Work instructions: Search the material for the word "función" and copy each line that holds it.

Records for processing:

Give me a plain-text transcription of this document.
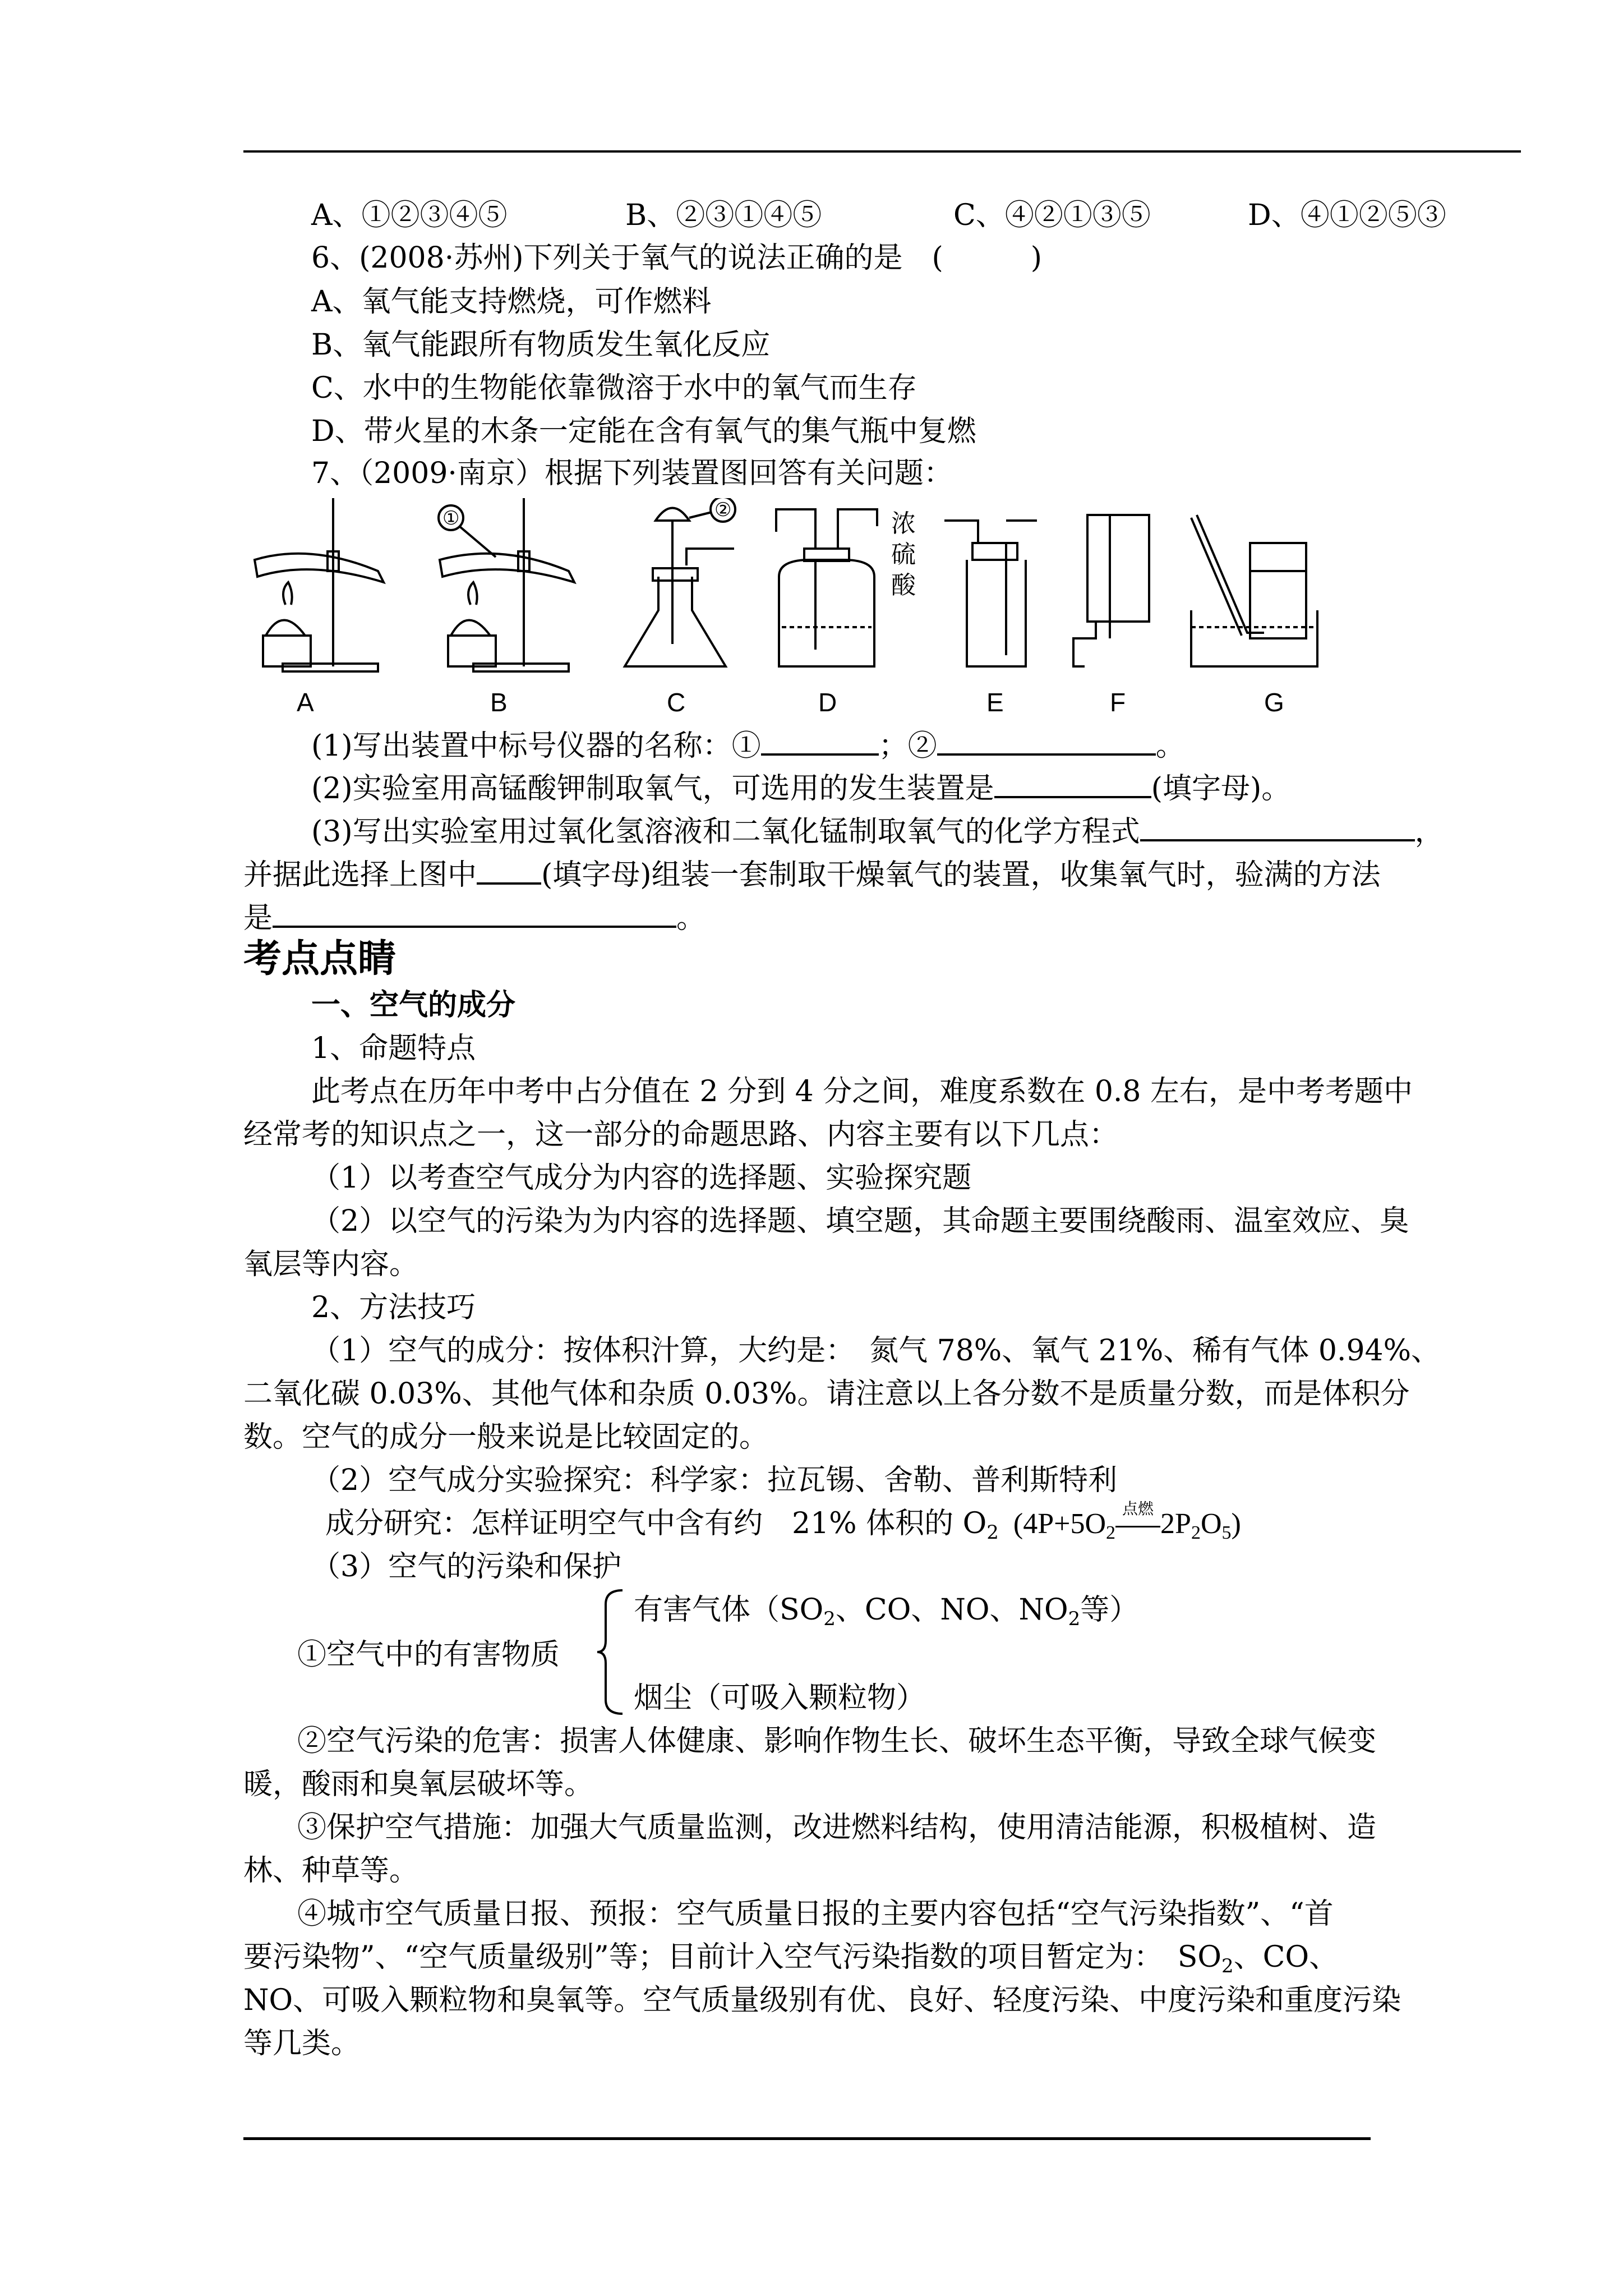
A、①②③④⑤	B、②③①④⑤	C、④②①③⑤	D、④①②⑤③
6、(2008·苏州)下列关于氧气的说法正确的是　(　　　)
A、氧气能支持燃烧，可作燃料
B、氧气能跟所有物质发生氧化反应
C、水中的生物能依靠微溶于水中的氧气而生存
D、带火星的木条一定能在含有氧气的集气瓶中复燃
7、（2009·南京）根据下列装置图回答有关问题：
浓
硫
酸
A	B	C	D	E	F	G
①	②
(1)写出装置中标号仪器的名称：①	；②	。
(2)实验室用高锰酸钾制取氧气，可选用的发生装置是	(填字母)。
(3)写出实验室用过氧化氢溶液和二氧化锰制取氧气的化学方程式	，
并据此选择上图中 (填字母)组装一套制取干燥氧气的装置，收集氧气时，验满的方法
是	。
考点点睛
一、空气的成分
1、命题特点
此考点在历年中考中占分值在 2 分到 4 分之间，难度系数在 0.8 左右，是中考考题中
经常考的知识点之一，这一部分的命题思路、内容主要有以下几点：
（1）以考查空气成分为内容的选择题、实验探究题
（2）以空气的污染为为内容的选择题、填空题，其命题主要围绕酸雨、温室效应、臭
氧层等内容。
2、方法技巧
（1）空气的成分：按体积汁算，大约是：　氮气 78%、氧气 21%、稀有气体 0.94%、
二氧化碳 0.03%、其他气体和杂质 0.03%。请注意以上各分数不是质量分数，而是体积分
数。空气的成分一般来说是比较固定的。
（2）空气成分实验探究：科学家：拉瓦锡、舍勒、普利斯特利
成分研究：怎样证明空气中含有约　21% 体积的 $O_2$  ($4P+5O_2$
点燃 $2P_2O_5$)
（3）空气的污染和保护
有害气体（$SO_2$、CO、NO、$NO_2$等）
①空气中的有害物质
烟尘（可吸入颗粒物）
②空气污染的危害：损害人体健康、影响作物生长、破坏生态平衡，导致全球气候变
暖，酸雨和臭氧层破坏等。
③保护空气措施：加强大气质量监测，改进燃料结构，使用清洁能源，积极植树、造
林、种草等。
④城市空气质量日报、预报：空气质量日报的主要内容包括“空气污染指数”、“首
要污染物”、“空气质量级别”等；目前计入空气污染指数的项目暂定为：　$SO_2$、CO、
NO、可吸入颗粒物和臭氧等。空气质量级别有优、良好、轻度污染、中度污染和重度污染
等几类。
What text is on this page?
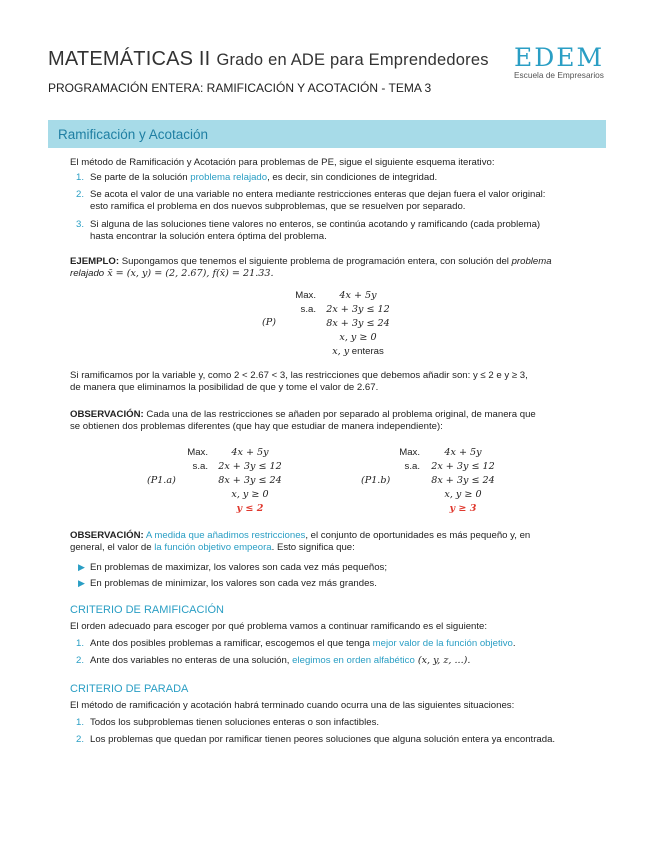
MATEMÁTICAS II Grado en ADE para Emprendedores
PROGRAMACIÓN ENTERA: RAMIFICACIÓN Y ACOTACIÓN - TEMA 3
EDEM
Escuela de Empresarios
Ramificación y Acotación
El método de Ramificación y Acotación para problemas de PE, sigue el siguiente esquema iterativo:
1. Se parte de la solución problema relajado, es decir, sin condiciones de integridad.
2. Se acota el valor de una variable no entera mediante restricciones enteras que dejan fuera el valor original:
esto ramifica el problema en dos nuevos subproblemas, que se resuelven por separado.
3. Si alguna de las soluciones tiene valores no enteros, se continúa acotando y ramificando (cada problema)
hasta encontrar la solución entera óptima del problema.
EJEMPLO: Supongamos que tenemos el siguiente problema de programación entera, con solución del problema
relajado x̄ = (x, y) = (2, 2.67), f(x̄) = 21.33.
(P)
Max.
s.a.
4x + 5y
2x + 3y ≤ 12
8x + 3y ≤ 24
x, y ≥ 0
x, y enteras
Si ramificamos por la variable y, como 2 < 2.67 < 3, las restricciones que debemos añadir son: y ≤ 2 e y ≥ 3,
de manera que eliminamos la posibilidad de que y tome el valor de 2.67.
OBSERVACIÓN: Cada una de las restricciones se añaden por separado al problema original, de manera que
se obtienen dos problemas diferentes (que hay que estudiar de manera independiente):
(P1.a)
Max.
s.a.
4x + 5y
2x + 3y ≤ 12
8x + 3y ≤ 24
x, y ≥ 0
y ≤ 2
(P1.b)
Max.
s.a.
4x + 5y
2x + 3y ≤ 12
8x + 3y ≤ 24
x, y ≥ 0
y ≥ 3
OBSERVACIÓN: A medida que añadimos restricciones, el conjunto de oportunidades es más pequeño y, en
general, el valor de la función objetivo empeora. Esto significa que:
▶ En problemas de maximizar, los valores son cada vez más pequeños;
▶ En problemas de minimizar, los valores son cada vez más grandes.
CRITERIO DE RAMIFICACIÓN
El orden adecuado para escoger por qué problema vamos a continuar ramificando es el siguiente:
1. Ante dos posibles problemas a ramificar, escogemos el que tenga mejor valor de la función objetivo.
2. Ante dos variables no enteras de una solución, elegimos en orden alfabético (x, y, z, ...).
CRITERIO DE PARADA
El método de ramificación y acotación habrá terminado cuando ocurra una de las siguientes situaciones:
1. Todos los subproblemas tienen soluciones enteras o son infactibles.
2. Los problemas que quedan por ramificar tienen peores soluciones que alguna solución entera ya encontrada.
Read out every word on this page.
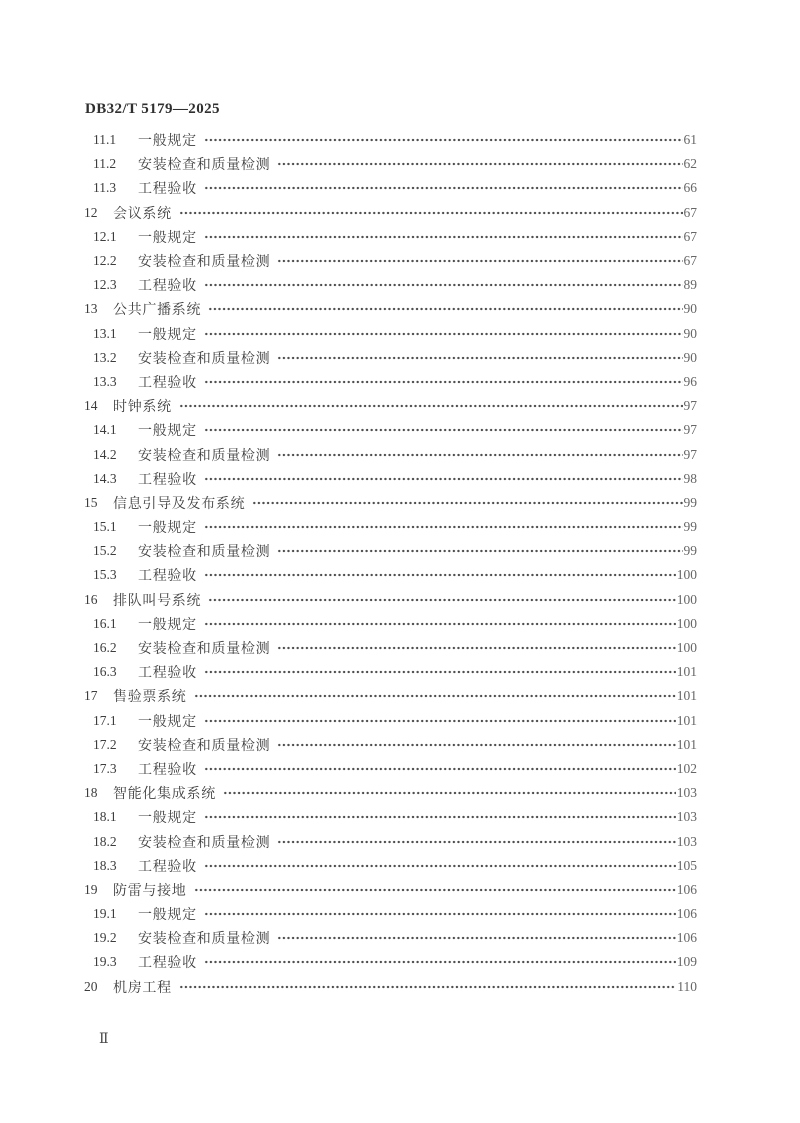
DB32/T 5179—2025
11.1	一般规定	61
11.2	安装检查和质量检测	62
11.3	工程验收	66
12	会议系统	67
12.1	一般规定	67
12.2	安装检查和质量检测	67
12.3	工程验收	89
13	公共广播系统	90
13.1	一般规定	90
13.2	安装检查和质量检测	90
13.3	工程验收	96
14	时钟系统	97
14.1	一般规定	97
14.2	安装检查和质量检测	97
14.3	工程验收	98
15	信息引导及发布系统	99
15.1	一般规定	99
15.2	安装检查和质量检测	99
15.3	工程验收	100
16	排队叫号系统	100
16.1	一般规定	100
16.2	安装检查和质量检测	100
16.3	工程验收	101
17	售验票系统	101
17.1	一般规定	101
17.2	安装检查和质量检测	101
17.3	工程验收	102
18	智能化集成系统	103
18.1	一般规定	103
18.2	安装检查和质量检测	103
18.3	工程验收	105
19	防雷与接地	106
19.1	一般规定	106
19.2	安装检查和质量检测	106
19.3	工程验收	109
20	机房工程	110
Ⅱ
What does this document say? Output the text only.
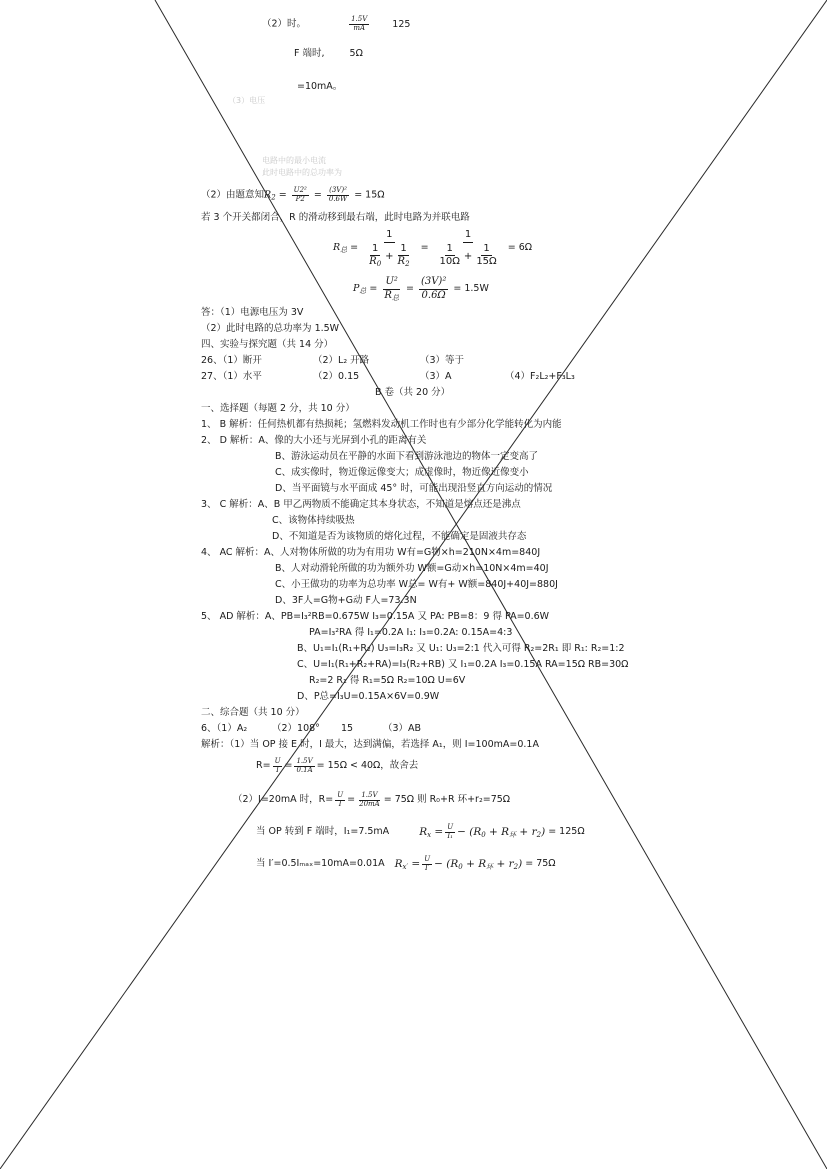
（2）时。	$\frac{1.5V}{mA} 125$
F 端时,	5Ω
=10mA。
（3）电压
电路中的最小电流
此时电路中的总功率为
（2）由题意知$R_2 = \frac{\text{U2²}}{P2} = \frac{\text{(3V)²}}{0.6W} = 15\Omega$
若 3 个开关都闭合，R 的滑动移到最右端，此时电路为并联电路
$R_总 = \frac{1}{\frac{1}{R_0} + \frac{1}{R_2}} = \frac{1}{\frac{1}{10\Omega} + \frac{1}{15\Omega}}$
= 6Ω
$P_总 = \frac{\text{U²}}{R_总} = \frac{\text{(3V)²}}{0.6\Omega}$
= 1.5W
答：（1）电源电压为 3V
（2）此时电路的总功率为 1.5W
四、实验与探究题（共 14 分）
26、（1）断开	（2）L₂ 开路	（3）等于
27、（1）水平	（2）0.15	（3）A	（4）F₂L₂+F₃L₃
B 卷（共 20 分）
一、选择题（每题 2 分，共 10 分）
1、 B 解析：任何热机都有热损耗；氢燃料发动机工作时也有少部分化学能转化为内能
2、 D 解析：A、像的大小还与光屏到小孔的距离有关
B、游泳运动员在平静的水面下看到游泳池边的物体一定变高了
C、成实像时，物近像远像变大；成虚像时，物近像近像变小
D、当平面镜与水平面成 45° 时，可能出现沿竖直方向运动的情况
3、 C 解析：A、B 甲乙两物质不能确定其本身状态，不知道是熔点还是沸点
C、该物体持续吸热
D、不知道是否为该物质的熔化过程，不能确定是固液共存态
4、 AC 解析：A、人对物体所做的功为有用功 W有=G物×h=210N×4m=840J
B、人对动滑轮所做的功为额外功 W额=G动×h=10N×4m=40J
C、小王做功的功率为总功率 W总= W有+ W额=840J+40J=880J
D、3F人=G物+G动 F人=73.3N
5、 AD 解析：A、PB=I₃²RB=0.675W I₃=0.15A 又 PA: PB=8：9 得 PA=0.6W
PA=I₃²RA 得 I₁=0.2A I₁: I₃=0.2A: 0.15A=4:3
B、U₁=I₁(R₁+R₂) U₃=I₃R₂ 又 U₁: U₃=2:1 代入可得 R₂=2R₁ 即 R₁: R₂=1:2
C、U=I₁(R₁+R₂+RA)=I₃(R₂+RB) 又 I₁=0.2A I₃=0.15A RA=15Ω RB=30Ω
R₂=2 R₁ 得 R₁=5Ω R₂=10Ω U=6V
D、P总=I₃U=0.15A×6V=0.9W
二、综合题（共 10 分）
6、（1）A₂	（2）108° 15	（3）AB
解析：（1）当 OP 接 E 时，I 最大，达到满偏，若选择 A₁，则 I=100mA=0.1A
$R= \frac{U}{I} = \frac{1.5V}{0.1A} = 15\Omega < 40\Omega$，故舍去
（2）I=20mA 时，$R= \frac{U}{I} = \frac{1.5V}{20mA} = 75\Omega$ 则 R₀+R 环+r₂=75Ω
当 OP 转到 F 端时，I₁=7.5mA	$R_x = \frac{U}{\text{I₁}} - (R_0 + R_环 + r_2)$
= 125Ω
当 I′=0.5Iₘₐₓ=10mA=0.01A $R_{x'} = \frac{U}{I'} - (R_0 + R_环 + r_2)$
= 75Ω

Answer for this exercise:
general, el valor de la función objetivo empeora. Esto significa que:
1. Ante dos posibles problemas a ramificar, escogemos el que tenga mejor valor de la función objetivo.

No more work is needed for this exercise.